Input for this task:
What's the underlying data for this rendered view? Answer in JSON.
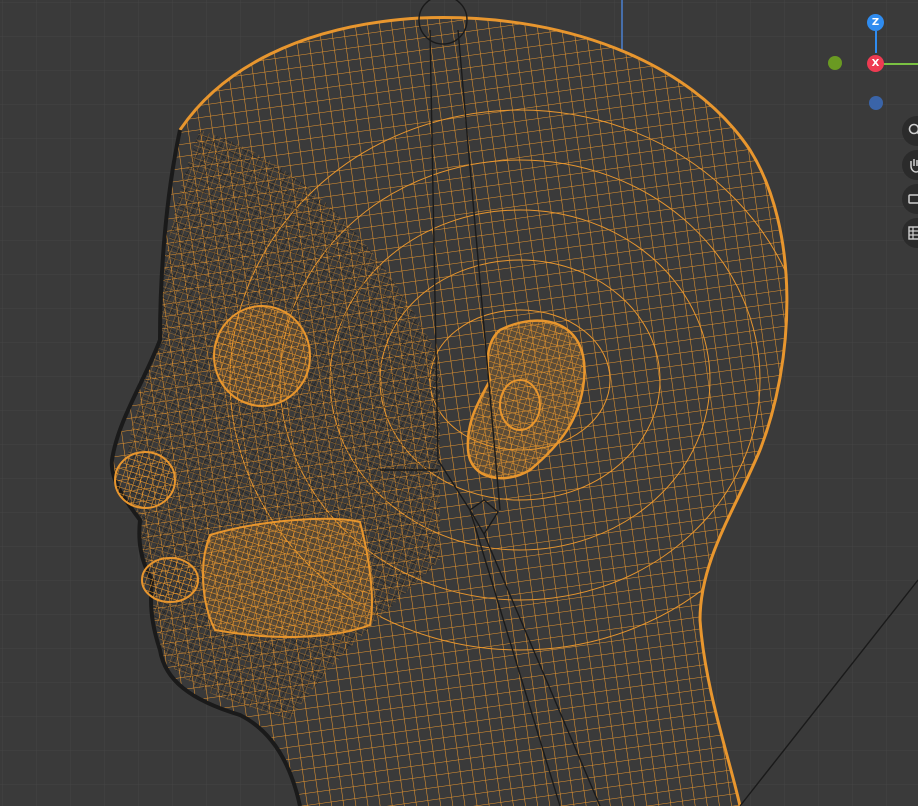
{
  "viewport": {
    "background_color": "#3a3a3a",
    "grid_color": "#464646",
    "wire_color": "#e8962e",
    "wire_dark_color": "#1e1e1e",
    "axis_line_color": "#4a7fd0"
  },
  "gizmo": {
    "z_label": "Z",
    "x_label": "X",
    "z_color": "#2f8cf0",
    "x_color": "#ee3b52",
    "y_color": "#6a9a22",
    "neg_z_color": "#3a64a8"
  },
  "tools": [
    {
      "icon": "zoom-magnifier-icon"
    },
    {
      "icon": "pan-hand-icon"
    },
    {
      "icon": "camera-view-icon"
    },
    {
      "icon": "grid-view-icon"
    }
  ]
}
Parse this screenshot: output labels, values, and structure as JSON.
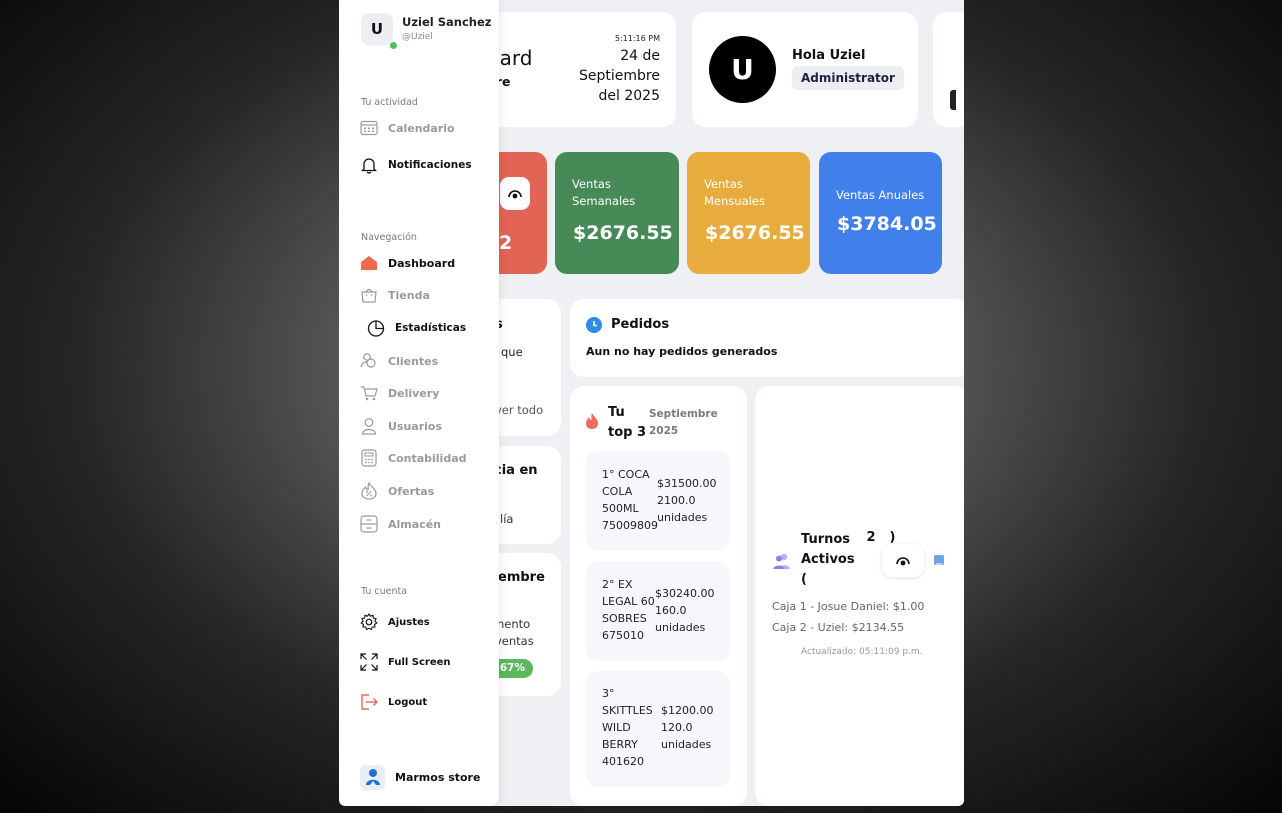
{
  "user": {
    "initial": "U",
    "name": "Uziel Sanchez",
    "handle": "@Uziel"
  },
  "sections": {
    "activity": "Tu actividad",
    "navigation": "Navegación",
    "account": "Tu cuenta"
  },
  "activity_items": [
    {
      "label": "Calendario",
      "icon": "calendar-icon"
    },
    {
      "label": "Notificaciones",
      "icon": "bell-icon"
    }
  ],
  "nav_items": [
    {
      "label": "Dashboard",
      "icon": "home-icon"
    },
    {
      "label": "Tienda",
      "icon": "shopping-bag-icon"
    },
    {
      "label": "Estadísticas",
      "icon": "pie-chart-icon"
    },
    {
      "label": "Clientes",
      "icon": "users-icon"
    },
    {
      "label": "Delivery",
      "icon": "cart-icon"
    },
    {
      "label": "Usuarios",
      "icon": "user-icon"
    },
    {
      "label": "Contabilidad",
      "icon": "calculator-icon"
    },
    {
      "label": "Ofertas",
      "icon": "fire-percent-icon"
    },
    {
      "label": "Almacén",
      "icon": "warehouse-icon"
    }
  ],
  "account_items": [
    {
      "label": "Ajustes",
      "icon": "gear-icon"
    },
    {
      "label": "Full Screen",
      "icon": "fullscreen-icon"
    },
    {
      "label": "Logout",
      "icon": "logout-icon"
    }
  ],
  "store": {
    "name": "Marmos store"
  },
  "header": {
    "title_partial": "hboard",
    "store_partial": "s store",
    "time": "5:11:16 PM",
    "date_line1": "24 de",
    "date_line2": "Septiembre",
    "date_line3": "del 2025"
  },
  "greeting": {
    "initial": "U",
    "text": "Hola Uziel",
    "role": "Administrator"
  },
  "stats": {
    "daily_value_partial": "2",
    "weekly": {
      "label": "Ventas Semanales",
      "value": "$2676.55",
      "color": "#478a58"
    },
    "monthly": {
      "label": "Ventas Mensuales",
      "value": "$2676.55",
      "color": "#e8ac3e"
    },
    "annual": {
      "label": "Ventas Anuales",
      "value": "$3784.05",
      "color": "#4180ea"
    },
    "daily_color": "#e26455"
  },
  "left_cards": {
    "card1_title": "s",
    "card1_text": "que",
    "card1_link": "ver todo",
    "card2_title": "cia en",
    "card2_text": "lía",
    "card3_title": "embre",
    "card3_line1": "nento",
    "card3_line2": "ventas",
    "card3_badge": ".67%"
  },
  "orders": {
    "title": "Pedidos",
    "empty": "Aun no hay pedidos generados"
  },
  "top3": {
    "title_line1": "Tu",
    "title_line2": "top 3",
    "month": "Septiembre",
    "year": "2025",
    "items": [
      {
        "name_lines": [
          "1° COCA",
          "COLA",
          "500ML",
          "75009809"
        ],
        "amount": "$31500.00",
        "qty": "2100.0",
        "unit": "unidades"
      },
      {
        "name_lines": [
          "2° EX",
          "LEGAL 60",
          "SOBRES",
          "675010"
        ],
        "amount": "$30240.00",
        "qty": "160.0",
        "unit": "unidades"
      },
      {
        "name_lines": [
          "3°",
          "SKITTLES",
          "WILD",
          "BERRY",
          "401620"
        ],
        "amount": "$1200.00",
        "qty": "120.0",
        "unit": "unidades"
      }
    ]
  },
  "shifts": {
    "title_line1": "Turnos",
    "title_line2": "Activos",
    "paren_open": "(",
    "count": "2",
    "paren_close": ")",
    "rows": [
      "Caja 1 - Josue Daniel: $1.00",
      "Caja 2 - Uziel: $2134.55"
    ],
    "updated": "Actualizado: 05:11:09 p.m."
  }
}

Task instructions:
Without including any pictures, reproduce the listing exactly.

Answer to the exercise:
What's the underlying data for this rendered view? Answer in JSON.
{
  "viewport": {
    "background_color": "#3a3a3a",
    "grid_color": "#464646",
    "wire_color": "#e8962e",
    "wire_dark_color": "#1e1e1e",
    "axis_line_color": "#4a7fd0"
  },
  "gizmo": {
    "z_label": "Z",
    "x_label": "X",
    "z_color": "#2f8cf0",
    "x_color": "#ee3b52",
    "y_color": "#6a9a22",
    "neg_z_color": "#3a64a8"
  },
  "tools": [
    {
      "icon": "zoom-magnifier-icon"
    },
    {
      "icon": "pan-hand-icon"
    },
    {
      "icon": "camera-view-icon"
    },
    {
      "icon": "grid-view-icon"
    }
  ]
}
Parse this screenshot: output labels, values, and structure as JSON.
{
  "user": {
    "initial": "U",
    "name": "Uziel Sanchez",
    "handle": "@Uziel"
  },
  "sections": {
    "activity": "Tu actividad",
    "navigation": "Navegación",
    "account": "Tu cuenta"
  },
  "activity_items": [
    {
      "label": "Calendario",
      "icon": "calendar-icon"
    },
    {
      "label": "Notificaciones",
      "icon": "bell-icon"
    }
  ],
  "nav_items": [
    {
      "label": "Dashboard",
      "icon": "home-icon"
    },
    {
      "label": "Tienda",
      "icon": "shopping-bag-icon"
    },
    {
      "label": "Estadísticas",
      "icon": "pie-chart-icon"
    },
    {
      "label": "Clientes",
      "icon": "users-icon"
    },
    {
      "label": "Delivery",
      "icon": "cart-icon"
    },
    {
      "label": "Usuarios",
      "icon": "user-icon"
    },
    {
      "label": "Contabilidad",
      "icon": "calculator-icon"
    },
    {
      "label": "Ofertas",
      "icon": "fire-percent-icon"
    },
    {
      "label": "Almacén",
      "icon": "warehouse-icon"
    }
  ],
  "account_items": [
    {
      "label": "Ajustes",
      "icon": "gear-icon"
    },
    {
      "label": "Full Screen",
      "icon": "fullscreen-icon"
    },
    {
      "label": "Logout",
      "icon": "logout-icon"
    }
  ],
  "store": {
    "name": "Marmos store"
  },
  "header": {
    "title_partial": "hboard",
    "store_partial": "s store",
    "time": "5:11:16 PM",
    "date_line1": "24 de",
    "date_line2": "Septiembre",
    "date_line3": "del 2025"
  },
  "greeting": {
    "initial": "U",
    "text": "Hola Uziel",
    "role": "Administrator"
  },
  "stats": {
    "daily_value_partial": "2",
    "weekly": {
      "label": "Ventas Semanales",
      "value": "$2676.55",
      "color": "#478a58"
    },
    "monthly": {
      "label": "Ventas Mensuales",
      "value": "$2676.55",
      "color": "#e8ac3e"
    },
    "annual": {
      "label": "Ventas Anuales",
      "value": "$3784.05",
      "color": "#4180ea"
    },
    "daily_color": "#e26455"
  },
  "left_cards": {
    "card1_title": "s",
    "card1_text": "que",
    "card1_link": "ver todo",
    "card2_title": "cia en",
    "card2_text": "lía",
    "card3_title": "embre",
    "card3_line1": "nento",
    "card3_line2": "ventas",
    "card3_badge": ".67%"
  },
  "orders": {
    "title": "Pedidos",
    "empty": "Aun no hay pedidos generados"
  },
  "top3": {
    "title_line1": "Tu",
    "title_line2": "top 3",
    "month": "Septiembre",
    "year": "2025",
    "items": [
      {
        "name_lines": [
          "1° COCA",
          "COLA",
          "500ML",
          "75009809"
        ],
        "amount": "$31500.00",
        "qty": "2100.0",
        "unit": "unidades"
      },
      {
        "name_lines": [
          "2° EX",
          "LEGAL 60",
          "SOBRES",
          "675010"
        ],
        "amount": "$30240.00",
        "qty": "160.0",
        "unit": "unidades"
      },
      {
        "name_lines": [
          "3°",
          "SKITTLES",
          "WILD",
          "BERRY",
          "401620"
        ],
        "amount": "$1200.00",
        "qty": "120.0",
        "unit": "unidades"
      }
    ]
  },
  "shifts": {
    "title_line1": "Turnos",
    "title_line2": "Activos",
    "paren_open": "(",
    "count": "2",
    "paren_close": ")",
    "rows": [
      "Caja 1 - Josue Daniel: $1.00",
      "Caja 2 - Uziel: $2134.55"
    ],
    "updated": "Actualizado: 05:11:09 p.m."
  }
}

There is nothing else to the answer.